* _Exercise_
Repeat the records exactly. Every line must match.

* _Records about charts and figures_
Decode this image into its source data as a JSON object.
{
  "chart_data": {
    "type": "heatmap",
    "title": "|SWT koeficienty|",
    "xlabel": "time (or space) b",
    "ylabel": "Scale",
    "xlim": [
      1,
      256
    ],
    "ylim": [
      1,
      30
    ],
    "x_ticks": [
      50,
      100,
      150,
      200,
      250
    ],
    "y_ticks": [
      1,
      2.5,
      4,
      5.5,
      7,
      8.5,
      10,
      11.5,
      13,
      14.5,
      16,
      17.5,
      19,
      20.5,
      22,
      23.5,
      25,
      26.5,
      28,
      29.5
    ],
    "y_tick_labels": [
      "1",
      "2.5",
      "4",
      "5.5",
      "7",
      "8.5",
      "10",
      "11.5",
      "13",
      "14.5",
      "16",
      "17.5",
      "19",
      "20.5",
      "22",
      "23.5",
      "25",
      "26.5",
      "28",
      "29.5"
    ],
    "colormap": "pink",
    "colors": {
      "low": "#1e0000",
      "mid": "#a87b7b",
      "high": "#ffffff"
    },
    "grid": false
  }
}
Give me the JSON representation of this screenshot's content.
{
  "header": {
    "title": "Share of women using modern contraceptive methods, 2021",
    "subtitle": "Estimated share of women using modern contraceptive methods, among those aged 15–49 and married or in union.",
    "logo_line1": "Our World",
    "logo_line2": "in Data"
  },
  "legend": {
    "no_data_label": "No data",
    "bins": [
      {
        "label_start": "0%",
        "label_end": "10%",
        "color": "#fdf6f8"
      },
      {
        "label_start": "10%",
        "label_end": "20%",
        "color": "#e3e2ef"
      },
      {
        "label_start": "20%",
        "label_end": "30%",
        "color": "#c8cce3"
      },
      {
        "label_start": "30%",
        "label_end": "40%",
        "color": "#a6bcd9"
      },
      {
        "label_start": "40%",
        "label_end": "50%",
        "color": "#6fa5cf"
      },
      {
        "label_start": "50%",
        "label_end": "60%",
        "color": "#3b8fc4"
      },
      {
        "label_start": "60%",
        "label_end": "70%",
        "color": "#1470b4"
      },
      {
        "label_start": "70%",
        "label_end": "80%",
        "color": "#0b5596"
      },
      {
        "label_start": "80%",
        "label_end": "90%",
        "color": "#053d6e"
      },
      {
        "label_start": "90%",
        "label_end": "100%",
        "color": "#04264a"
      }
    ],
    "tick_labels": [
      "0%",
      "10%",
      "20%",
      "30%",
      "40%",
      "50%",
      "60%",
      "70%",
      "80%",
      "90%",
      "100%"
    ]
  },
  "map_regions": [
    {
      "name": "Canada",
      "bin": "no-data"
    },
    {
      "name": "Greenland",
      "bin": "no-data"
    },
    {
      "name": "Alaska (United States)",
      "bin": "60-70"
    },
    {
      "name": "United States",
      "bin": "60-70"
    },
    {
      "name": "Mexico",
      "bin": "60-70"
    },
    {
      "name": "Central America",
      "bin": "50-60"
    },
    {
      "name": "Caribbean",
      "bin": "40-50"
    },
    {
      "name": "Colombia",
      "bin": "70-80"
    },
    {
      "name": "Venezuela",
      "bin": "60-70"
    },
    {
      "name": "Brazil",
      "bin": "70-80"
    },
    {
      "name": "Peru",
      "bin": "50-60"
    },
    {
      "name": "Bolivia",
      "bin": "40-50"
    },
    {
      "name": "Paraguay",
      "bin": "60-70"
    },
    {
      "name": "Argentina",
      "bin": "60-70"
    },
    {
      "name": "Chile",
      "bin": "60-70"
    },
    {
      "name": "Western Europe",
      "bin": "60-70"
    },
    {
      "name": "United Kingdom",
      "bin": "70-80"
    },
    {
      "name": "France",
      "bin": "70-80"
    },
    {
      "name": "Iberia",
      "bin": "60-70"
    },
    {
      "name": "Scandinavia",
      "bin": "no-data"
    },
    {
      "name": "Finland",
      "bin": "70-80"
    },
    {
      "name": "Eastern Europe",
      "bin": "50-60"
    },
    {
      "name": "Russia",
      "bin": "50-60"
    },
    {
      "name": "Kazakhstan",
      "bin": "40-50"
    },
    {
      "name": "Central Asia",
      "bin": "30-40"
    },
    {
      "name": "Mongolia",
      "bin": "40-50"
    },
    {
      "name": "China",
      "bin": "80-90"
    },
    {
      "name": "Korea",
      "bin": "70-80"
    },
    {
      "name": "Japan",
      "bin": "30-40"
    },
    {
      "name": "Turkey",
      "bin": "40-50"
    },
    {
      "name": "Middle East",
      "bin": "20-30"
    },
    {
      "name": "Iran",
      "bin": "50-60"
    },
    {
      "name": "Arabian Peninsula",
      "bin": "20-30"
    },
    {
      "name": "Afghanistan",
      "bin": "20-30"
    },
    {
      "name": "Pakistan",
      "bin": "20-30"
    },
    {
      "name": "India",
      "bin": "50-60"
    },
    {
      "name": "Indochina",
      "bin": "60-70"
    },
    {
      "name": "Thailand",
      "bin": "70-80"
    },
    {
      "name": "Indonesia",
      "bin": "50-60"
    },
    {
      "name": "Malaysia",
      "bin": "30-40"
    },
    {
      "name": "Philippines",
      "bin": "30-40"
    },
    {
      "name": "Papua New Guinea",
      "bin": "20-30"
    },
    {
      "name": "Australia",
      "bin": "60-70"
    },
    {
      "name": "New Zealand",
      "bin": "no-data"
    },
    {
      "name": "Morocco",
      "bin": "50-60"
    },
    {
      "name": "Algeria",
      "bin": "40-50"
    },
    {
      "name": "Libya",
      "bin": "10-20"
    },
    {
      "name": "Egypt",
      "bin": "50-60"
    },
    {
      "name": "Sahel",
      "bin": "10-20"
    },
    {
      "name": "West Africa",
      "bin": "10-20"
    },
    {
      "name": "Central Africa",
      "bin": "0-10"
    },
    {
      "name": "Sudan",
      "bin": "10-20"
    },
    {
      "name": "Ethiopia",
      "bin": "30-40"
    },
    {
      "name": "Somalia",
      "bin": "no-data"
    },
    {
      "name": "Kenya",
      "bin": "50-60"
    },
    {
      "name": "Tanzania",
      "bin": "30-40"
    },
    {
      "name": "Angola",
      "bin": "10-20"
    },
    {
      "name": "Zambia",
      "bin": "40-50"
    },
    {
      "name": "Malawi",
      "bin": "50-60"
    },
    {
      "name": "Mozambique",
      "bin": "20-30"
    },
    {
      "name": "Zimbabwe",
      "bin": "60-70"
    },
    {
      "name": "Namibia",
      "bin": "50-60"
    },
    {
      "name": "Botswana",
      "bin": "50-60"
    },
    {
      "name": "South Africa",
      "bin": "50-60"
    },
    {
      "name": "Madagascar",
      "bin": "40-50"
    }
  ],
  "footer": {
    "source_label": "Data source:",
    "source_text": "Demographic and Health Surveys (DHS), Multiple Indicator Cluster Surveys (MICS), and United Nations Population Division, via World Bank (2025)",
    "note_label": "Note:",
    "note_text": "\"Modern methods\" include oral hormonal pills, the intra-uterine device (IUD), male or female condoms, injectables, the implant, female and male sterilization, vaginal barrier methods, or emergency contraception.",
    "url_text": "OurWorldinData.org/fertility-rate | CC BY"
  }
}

* _Completed exercise_
Decode this image into its source data as a JSON object.
{
  "chart_data": {
    "type": "heatmap",
    "title": "|SWT koeficienty|",
    "xlabel": "time (or space) b",
    "ylabel": "Scale",
    "xlim": [
      1,
      256
    ],
    "ylim": [
      1,
      30
    ],
    "x_ticks": [
      50,
      100,
      150,
      200,
      250
    ],
    "y_ticks": [
      1,
      2.5,
      4,
      5.5,
      7,
      8.5,
      10,
      11.5,
      13,
      14.5,
      16,
      17.5,
      19,
      20.5,
      22,
      23.5,
      25,
      26.5,
      28,
      29.5
    ],
    "y_tick_labels": [
      "1",
      "2.5",
      "4",
      "5.5",
      "7",
      "8.5",
      "10",
      "11.5",
      "13",
      "14.5",
      "16",
      "17.5",
      "19",
      "20.5",
      "22",
      "23.5",
      "25",
      "26.5",
      "28",
      "29.5"
    ],
    "colormap": "pink",
    "colors": {
      "low": "#1e0000",
      "mid": "#a87b7b",
      "high": "#ffffff"
    },
    "grid": false
  }
}
Give me the JSON representation of this screenshot's content.
{
  "header": {
    "title": "Share of women using modern contraceptive methods, 2021",
    "subtitle": "Estimated share of women using modern contraceptive methods, among those aged 15–49 and married or in union.",
    "logo_line1": "Our World",
    "logo_line2": "in Data"
  },
  "legend": {
    "no_data_label": "No data",
    "bins": [
      {
        "label_start": "0%",
        "label_end": "10%",
        "color": "#fdf6f8"
      },
      {
        "label_start": "10%",
        "label_end": "20%",
        "color": "#e3e2ef"
      },
      {
        "label_start": "20%",
        "label_end": "30%",
        "color": "#c8cce3"
      },
      {
        "label_start": "30%",
        "label_end": "40%",
        "color": "#a6bcd9"
      },
      {
        "label_start": "40%",
        "label_end": "50%",
        "color": "#6fa5cf"
      },
      {
        "label_start": "50%",
        "label_end": "60%",
        "color": "#3b8fc4"
      },
      {
        "label_start": "60%",
        "label_end": "70%",
        "color": "#1470b4"
      },
      {
        "label_start": "70%",
        "label_end": "80%",
        "color": "#0b5596"
      },
      {
        "label_start": "80%",
        "label_end": "90%",
        "color": "#053d6e"
      },
      {
        "label_start": "90%",
        "label_end": "100%",
        "color": "#04264a"
      }
    ],
    "tick_labels": [
      "0%",
      "10%",
      "20%",
      "30%",
      "40%",
      "50%",
      "60%",
      "70%",
      "80%",
      "90%",
      "100%"
    ]
  },
  "map_regions": [
    {
      "name": "Canada",
      "bin": "no-data"
    },
    {
      "name": "Greenland",
      "bin": "no-data"
    },
    {
      "name": "Alaska (United States)",
      "bin": "60-70"
    },
    {
      "name": "United States",
      "bin": "60-70"
    },
    {
      "name": "Mexico",
      "bin": "60-70"
    },
    {
      "name": "Central America",
      "bin": "50-60"
    },
    {
      "name": "Caribbean",
      "bin": "40-50"
    },
    {
      "name": "Colombia",
      "bin": "70-80"
    },
    {
      "name": "Venezuela",
      "bin": "60-70"
    },
    {
      "name": "Brazil",
      "bin": "70-80"
    },
    {
      "name": "Peru",
      "bin": "50-60"
    },
    {
      "name": "Bolivia",
      "bin": "40-50"
    },
    {
      "name": "Paraguay",
      "bin": "60-70"
    },
    {
      "name": "Argentina",
      "bin": "60-70"
    },
    {
      "name": "Chile",
      "bin": "60-70"
    },
    {
      "name": "Western Europe",
      "bin": "60-70"
    },
    {
      "name": "United Kingdom",
      "bin": "70-80"
    },
    {
      "name": "France",
      "bin": "70-80"
    },
    {
      "name": "Iberia",
      "bin": "60-70"
    },
    {
      "name": "Scandinavia",
      "bin": "no-data"
    },
    {
      "name": "Finland",
      "bin": "70-80"
    },
    {
      "name": "Eastern Europe",
      "bin": "50-60"
    },
    {
      "name": "Russia",
      "bin": "50-60"
    },
    {
      "name": "Kazakhstan",
      "bin": "40-50"
    },
    {
      "name": "Central Asia",
      "bin": "30-40"
    },
    {
      "name": "Mongolia",
      "bin": "40-50"
    },
    {
      "name": "China",
      "bin": "80-90"
    },
    {
      "name": "Korea",
      "bin": "70-80"
    },
    {
      "name": "Japan",
      "bin": "30-40"
    },
    {
      "name": "Turkey",
      "bin": "40-50"
    },
    {
      "name": "Middle East",
      "bin": "20-30"
    },
    {
      "name": "Iran",
      "bin": "50-60"
    },
    {
      "name": "Arabian Peninsula",
      "bin": "20-30"
    },
    {
      "name": "Afghanistan",
      "bin": "20-30"
    },
    {
      "name": "Pakistan",
      "bin": "20-30"
    },
    {
      "name": "India",
      "bin": "50-60"
    },
    {
      "name": "Indochina",
      "bin": "60-70"
    },
    {
      "name": "Thailand",
      "bin": "70-80"
    },
    {
      "name": "Indonesia",
      "bin": "50-60"
    },
    {
      "name": "Malaysia",
      "bin": "30-40"
    },
    {
      "name": "Philippines",
      "bin": "30-40"
    },
    {
      "name": "Papua New Guinea",
      "bin": "20-30"
    },
    {
      "name": "Australia",
      "bin": "60-70"
    },
    {
      "name": "New Zealand",
      "bin": "no-data"
    },
    {
      "name": "Morocco",
      "bin": "50-60"
    },
    {
      "name": "Algeria",
      "bin": "40-50"
    },
    {
      "name": "Libya",
      "bin": "10-20"
    },
    {
      "name": "Egypt",
      "bin": "50-60"
    },
    {
      "name": "Sahel",
      "bin": "10-20"
    },
    {
      "name": "West Africa",
      "bin": "10-20"
    },
    {
      "name": "Central Africa",
      "bin": "0-10"
    },
    {
      "name": "Sudan",
      "bin": "10-20"
    },
    {
      "name": "Ethiopia",
      "bin": "30-40"
    },
    {
      "name": "Somalia",
      "bin": "no-data"
    },
    {
      "name": "Kenya",
      "bin": "50-60"
    },
    {
      "name": "Tanzania",
      "bin": "30-40"
    },
    {
      "name": "Angola",
      "bin": "10-20"
    },
    {
      "name": "Zambia",
      "bin": "40-50"
    },
    {
      "name": "Malawi",
      "bin": "50-60"
    },
    {
      "name": "Mozambique",
      "bin": "20-30"
    },
    {
      "name": "Zimbabwe",
      "bin": "60-70"
    },
    {
      "name": "Namibia",
      "bin": "50-60"
    },
    {
      "name": "Botswana",
      "bin": "50-60"
    },
    {
      "name": "South Africa",
      "bin": "50-60"
    },
    {
      "name": "Madagascar",
      "bin": "40-50"
    }
  ],
  "footer": {
    "source_label": "Data source:",
    "source_text": "Demographic and Health Surveys (DHS), Multiple Indicator Cluster Surveys (MICS), and United Nations Population Division, via World Bank (2025)",
    "note_label": "Note:",
    "note_text": "\"Modern methods\" include oral hormonal pills, the intra-uterine device (IUD), male or female condoms, injectables, the implant, female and male sterilization, vaginal barrier methods, or emergency contraception.",
    "url_text": "OurWorldinData.org/fertility-rate | CC BY"
  }
}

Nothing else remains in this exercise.